[Begin]
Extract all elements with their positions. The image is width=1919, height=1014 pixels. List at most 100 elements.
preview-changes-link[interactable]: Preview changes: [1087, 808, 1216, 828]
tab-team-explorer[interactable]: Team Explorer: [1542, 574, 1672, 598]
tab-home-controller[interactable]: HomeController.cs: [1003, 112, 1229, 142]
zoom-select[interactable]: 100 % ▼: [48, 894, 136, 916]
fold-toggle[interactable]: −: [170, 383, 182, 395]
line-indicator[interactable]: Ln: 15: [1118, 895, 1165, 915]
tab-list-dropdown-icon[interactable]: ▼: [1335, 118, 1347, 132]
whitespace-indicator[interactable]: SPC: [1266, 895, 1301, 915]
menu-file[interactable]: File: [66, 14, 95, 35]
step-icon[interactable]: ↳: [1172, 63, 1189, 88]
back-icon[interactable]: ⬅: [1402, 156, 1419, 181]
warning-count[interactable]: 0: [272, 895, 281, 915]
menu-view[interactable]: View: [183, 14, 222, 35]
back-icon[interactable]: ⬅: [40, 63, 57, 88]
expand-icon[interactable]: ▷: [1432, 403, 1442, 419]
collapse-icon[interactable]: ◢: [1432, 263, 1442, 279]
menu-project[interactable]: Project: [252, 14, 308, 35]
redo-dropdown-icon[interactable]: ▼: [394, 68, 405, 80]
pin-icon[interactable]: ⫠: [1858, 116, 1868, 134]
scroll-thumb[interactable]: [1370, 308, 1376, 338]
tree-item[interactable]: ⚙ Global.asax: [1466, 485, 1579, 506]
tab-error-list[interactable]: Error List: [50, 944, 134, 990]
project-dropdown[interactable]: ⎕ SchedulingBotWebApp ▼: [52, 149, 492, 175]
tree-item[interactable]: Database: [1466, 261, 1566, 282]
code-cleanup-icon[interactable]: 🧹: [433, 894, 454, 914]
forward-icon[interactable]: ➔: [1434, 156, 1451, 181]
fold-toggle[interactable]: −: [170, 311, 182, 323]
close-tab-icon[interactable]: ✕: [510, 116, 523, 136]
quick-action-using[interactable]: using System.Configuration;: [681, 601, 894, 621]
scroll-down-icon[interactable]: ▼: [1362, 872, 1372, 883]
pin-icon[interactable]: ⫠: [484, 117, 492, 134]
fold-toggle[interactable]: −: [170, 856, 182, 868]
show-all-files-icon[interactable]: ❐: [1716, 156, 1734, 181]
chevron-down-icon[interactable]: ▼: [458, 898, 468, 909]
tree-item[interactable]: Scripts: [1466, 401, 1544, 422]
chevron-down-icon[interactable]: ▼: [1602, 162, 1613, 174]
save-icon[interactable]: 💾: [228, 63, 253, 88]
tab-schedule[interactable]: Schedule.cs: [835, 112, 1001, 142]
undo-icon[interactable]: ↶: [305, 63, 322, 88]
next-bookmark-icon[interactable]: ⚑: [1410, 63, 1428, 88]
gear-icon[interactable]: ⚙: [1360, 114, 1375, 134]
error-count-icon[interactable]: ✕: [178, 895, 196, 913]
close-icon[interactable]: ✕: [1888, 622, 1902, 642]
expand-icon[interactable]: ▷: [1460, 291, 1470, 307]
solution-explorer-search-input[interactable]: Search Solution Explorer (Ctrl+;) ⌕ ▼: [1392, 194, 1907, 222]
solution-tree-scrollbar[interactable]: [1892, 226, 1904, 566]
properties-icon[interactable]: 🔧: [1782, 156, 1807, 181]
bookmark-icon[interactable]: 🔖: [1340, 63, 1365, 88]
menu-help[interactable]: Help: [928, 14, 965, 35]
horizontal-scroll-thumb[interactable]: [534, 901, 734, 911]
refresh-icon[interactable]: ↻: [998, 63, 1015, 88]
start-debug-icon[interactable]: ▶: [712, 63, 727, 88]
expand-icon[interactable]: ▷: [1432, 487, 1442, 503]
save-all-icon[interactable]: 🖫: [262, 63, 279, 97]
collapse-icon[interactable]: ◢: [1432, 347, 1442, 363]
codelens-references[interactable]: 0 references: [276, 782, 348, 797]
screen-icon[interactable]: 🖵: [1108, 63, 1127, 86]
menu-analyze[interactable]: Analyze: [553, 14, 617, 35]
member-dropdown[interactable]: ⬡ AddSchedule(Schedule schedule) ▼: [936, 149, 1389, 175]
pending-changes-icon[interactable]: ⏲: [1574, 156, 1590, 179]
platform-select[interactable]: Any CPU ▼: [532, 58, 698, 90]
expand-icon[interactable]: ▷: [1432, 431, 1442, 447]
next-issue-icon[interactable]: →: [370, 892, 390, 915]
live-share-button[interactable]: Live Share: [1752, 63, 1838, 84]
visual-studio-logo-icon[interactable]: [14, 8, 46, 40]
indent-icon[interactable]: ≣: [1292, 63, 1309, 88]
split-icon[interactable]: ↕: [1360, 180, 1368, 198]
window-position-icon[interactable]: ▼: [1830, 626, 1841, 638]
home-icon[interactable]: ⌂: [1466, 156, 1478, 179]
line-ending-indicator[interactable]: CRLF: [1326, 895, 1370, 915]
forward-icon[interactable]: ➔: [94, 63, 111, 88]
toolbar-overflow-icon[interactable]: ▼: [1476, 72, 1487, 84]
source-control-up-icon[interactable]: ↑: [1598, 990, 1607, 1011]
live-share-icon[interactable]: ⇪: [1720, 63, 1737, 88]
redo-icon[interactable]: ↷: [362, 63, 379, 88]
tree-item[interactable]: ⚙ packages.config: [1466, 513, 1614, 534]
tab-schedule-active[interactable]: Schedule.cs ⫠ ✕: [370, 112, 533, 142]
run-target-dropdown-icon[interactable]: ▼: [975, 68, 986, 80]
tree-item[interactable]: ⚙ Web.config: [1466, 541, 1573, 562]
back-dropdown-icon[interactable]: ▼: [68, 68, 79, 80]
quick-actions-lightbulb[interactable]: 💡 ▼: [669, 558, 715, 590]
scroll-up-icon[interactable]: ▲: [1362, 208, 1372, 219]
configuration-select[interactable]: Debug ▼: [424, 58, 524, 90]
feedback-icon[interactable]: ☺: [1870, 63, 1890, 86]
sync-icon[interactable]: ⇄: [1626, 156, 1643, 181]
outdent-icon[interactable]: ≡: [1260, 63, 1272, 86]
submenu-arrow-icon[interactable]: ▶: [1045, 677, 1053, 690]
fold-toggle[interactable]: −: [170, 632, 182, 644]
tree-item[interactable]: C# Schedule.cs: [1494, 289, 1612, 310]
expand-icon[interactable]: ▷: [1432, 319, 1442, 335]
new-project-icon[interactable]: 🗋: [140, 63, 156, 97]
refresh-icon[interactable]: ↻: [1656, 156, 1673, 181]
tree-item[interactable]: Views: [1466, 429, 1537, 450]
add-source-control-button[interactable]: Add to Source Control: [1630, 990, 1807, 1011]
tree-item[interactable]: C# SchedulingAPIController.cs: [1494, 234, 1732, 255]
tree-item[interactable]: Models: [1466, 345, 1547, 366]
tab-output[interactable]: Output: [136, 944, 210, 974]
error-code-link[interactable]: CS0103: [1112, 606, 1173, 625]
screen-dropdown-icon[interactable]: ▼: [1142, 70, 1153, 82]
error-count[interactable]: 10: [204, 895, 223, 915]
[End]
Exercise objective:
Copy every line of the data above word for word, with nothing changed or left out.

Task solution:
Extract all elements with their positions. The image is width=1919, height=1014 pixels. List at most 100 elements.
preview-changes-link[interactable]: Preview changes: [1087, 808, 1216, 828]
tab-team-explorer[interactable]: Team Explorer: [1542, 574, 1672, 598]
tab-home-controller[interactable]: HomeController.cs: [1003, 112, 1229, 142]
zoom-select[interactable]: 100 % ▼: [48, 894, 136, 916]
fold-toggle[interactable]: −: [170, 383, 182, 395]
line-indicator[interactable]: Ln: 15: [1118, 895, 1165, 915]
tab-list-dropdown-icon[interactable]: ▼: [1335, 118, 1347, 132]
whitespace-indicator[interactable]: SPC: [1266, 895, 1301, 915]
menu-file[interactable]: File: [66, 14, 95, 35]
step-icon[interactable]: ↳: [1172, 63, 1189, 88]
back-icon[interactable]: ⬅: [1402, 156, 1419, 181]
warning-count[interactable]: 0: [272, 895, 281, 915]
menu-view[interactable]: View: [183, 14, 222, 35]
back-icon[interactable]: ⬅: [40, 63, 57, 88]
expand-icon[interactable]: ▷: [1432, 403, 1442, 419]
collapse-icon[interactable]: ◢: [1432, 263, 1442, 279]
menu-project[interactable]: Project: [252, 14, 308, 35]
redo-dropdown-icon[interactable]: ▼: [394, 68, 405, 80]
pin-icon[interactable]: ⫠: [1858, 116, 1868, 134]
scroll-thumb[interactable]: [1370, 308, 1376, 338]
tree-item[interactable]: ⚙ Global.asax: [1466, 485, 1579, 506]
tab-error-list[interactable]: Error List: [50, 944, 134, 990]
project-dropdown[interactable]: ⎕ SchedulingBotWebApp ▼: [52, 149, 492, 175]
tree-item[interactable]: Database: [1466, 261, 1566, 282]
code-cleanup-icon[interactable]: 🧹: [433, 894, 454, 914]
forward-icon[interactable]: ➔: [1434, 156, 1451, 181]
fold-toggle[interactable]: −: [170, 311, 182, 323]
close-tab-icon[interactable]: ✕: [510, 116, 523, 136]
quick-action-using[interactable]: using System.Configuration;: [681, 601, 894, 621]
scroll-down-icon[interactable]: ▼: [1362, 872, 1372, 883]
pin-icon[interactable]: ⫠: [484, 117, 492, 134]
fold-toggle[interactable]: −: [170, 856, 182, 868]
show-all-files-icon[interactable]: ❐: [1716, 156, 1734, 181]
chevron-down-icon[interactable]: ▼: [458, 898, 468, 909]
tree-item[interactable]: Scripts: [1466, 401, 1544, 422]
chevron-down-icon[interactable]: ▼: [1602, 162, 1613, 174]
save-icon[interactable]: 💾: [228, 63, 253, 88]
tab-schedule[interactable]: Schedule.cs: [835, 112, 1001, 142]
undo-icon[interactable]: ↶: [305, 63, 322, 88]
next-bookmark-icon[interactable]: ⚑: [1410, 63, 1428, 88]
gear-icon[interactable]: ⚙: [1360, 114, 1375, 134]
error-count-icon[interactable]: ✕: [178, 895, 196, 913]
close-icon[interactable]: ✕: [1888, 622, 1902, 642]
expand-icon[interactable]: ▷: [1460, 291, 1470, 307]
solution-explorer-search-input[interactable]: Search Solution Explorer (Ctrl+;) ⌕ ▼: [1392, 194, 1907, 222]
solution-tree-scrollbar[interactable]: [1892, 226, 1904, 566]
properties-icon[interactable]: 🔧: [1782, 156, 1807, 181]
bookmark-icon[interactable]: 🔖: [1340, 63, 1365, 88]
menu-help[interactable]: Help: [928, 14, 965, 35]
horizontal-scroll-thumb[interactable]: [534, 901, 734, 911]
refresh-icon[interactable]: ↻: [998, 63, 1015, 88]
start-debug-icon[interactable]: ▶: [712, 63, 727, 88]
expand-icon[interactable]: ▷: [1432, 487, 1442, 503]
save-all-icon[interactable]: 🖫: [262, 63, 279, 97]
collapse-icon[interactable]: ◢: [1432, 347, 1442, 363]
codelens-references[interactable]: 0 references: [276, 782, 348, 797]
screen-icon[interactable]: 🖵: [1108, 63, 1127, 86]
menu-analyze[interactable]: Analyze: [553, 14, 617, 35]
member-dropdown[interactable]: ⬡ AddSchedule(Schedule schedule) ▼: [936, 149, 1389, 175]
pending-changes-icon[interactable]: ⏲: [1574, 156, 1590, 179]
platform-select[interactable]: Any CPU ▼: [532, 58, 698, 90]
expand-icon[interactable]: ▷: [1432, 431, 1442, 447]
next-issue-icon[interactable]: →: [370, 892, 390, 915]
live-share-button[interactable]: Live Share: [1752, 63, 1838, 84]
visual-studio-logo-icon[interactable]: [14, 8, 46, 40]
indent-icon[interactable]: ≣: [1292, 63, 1309, 88]
split-icon[interactable]: ↕: [1360, 180, 1368, 198]
window-position-icon[interactable]: ▼: [1830, 626, 1841, 638]
home-icon[interactable]: ⌂: [1466, 156, 1478, 179]
line-ending-indicator[interactable]: CRLF: [1326, 895, 1370, 915]
forward-icon[interactable]: ➔: [94, 63, 111, 88]
toolbar-overflow-icon[interactable]: ▼: [1476, 72, 1487, 84]
source-control-up-icon[interactable]: ↑: [1598, 990, 1607, 1011]
live-share-icon[interactable]: ⇪: [1720, 63, 1737, 88]
redo-icon[interactable]: ↷: [362, 63, 379, 88]
tree-item[interactable]: ⚙ packages.config: [1466, 513, 1614, 534]
tab-schedule-active[interactable]: Schedule.cs ⫠ ✕: [370, 112, 533, 142]
run-target-dropdown-icon[interactable]: ▼: [975, 68, 986, 80]
tree-item[interactable]: ⚙ Web.config: [1466, 541, 1573, 562]
back-dropdown-icon[interactable]: ▼: [68, 68, 79, 80]
quick-actions-lightbulb[interactable]: 💡 ▼: [669, 558, 715, 590]
scroll-up-icon[interactable]: ▲: [1362, 208, 1372, 219]
configuration-select[interactable]: Debug ▼: [424, 58, 524, 90]
feedback-icon[interactable]: ☺: [1870, 63, 1890, 86]
sync-icon[interactable]: ⇄: [1626, 156, 1643, 181]
outdent-icon[interactable]: ≡: [1260, 63, 1272, 86]
submenu-arrow-icon[interactable]: ▶: [1045, 677, 1053, 690]
fold-toggle[interactable]: −: [170, 632, 182, 644]
tree-item[interactable]: C# Schedule.cs: [1494, 289, 1612, 310]
expand-icon[interactable]: ▷: [1432, 319, 1442, 335]
new-project-icon[interactable]: 🗋: [140, 63, 156, 97]
refresh-icon[interactable]: ↻: [1656, 156, 1673, 181]
tree-item[interactable]: Views: [1466, 429, 1537, 450]
add-source-control-button[interactable]: Add to Source Control: [1630, 990, 1807, 1011]
tree-item[interactable]: C# SchedulingAPIController.cs: [1494, 234, 1732, 255]
tree-item[interactable]: Models: [1466, 345, 1547, 366]
tab-output[interactable]: Output: [136, 944, 210, 974]
error-code-link[interactable]: CS0103: [1112, 606, 1173, 625]
screen-dropdown-icon[interactable]: ▼: [1142, 70, 1153, 82]
error-count[interactable]: 10: [204, 895, 223, 915]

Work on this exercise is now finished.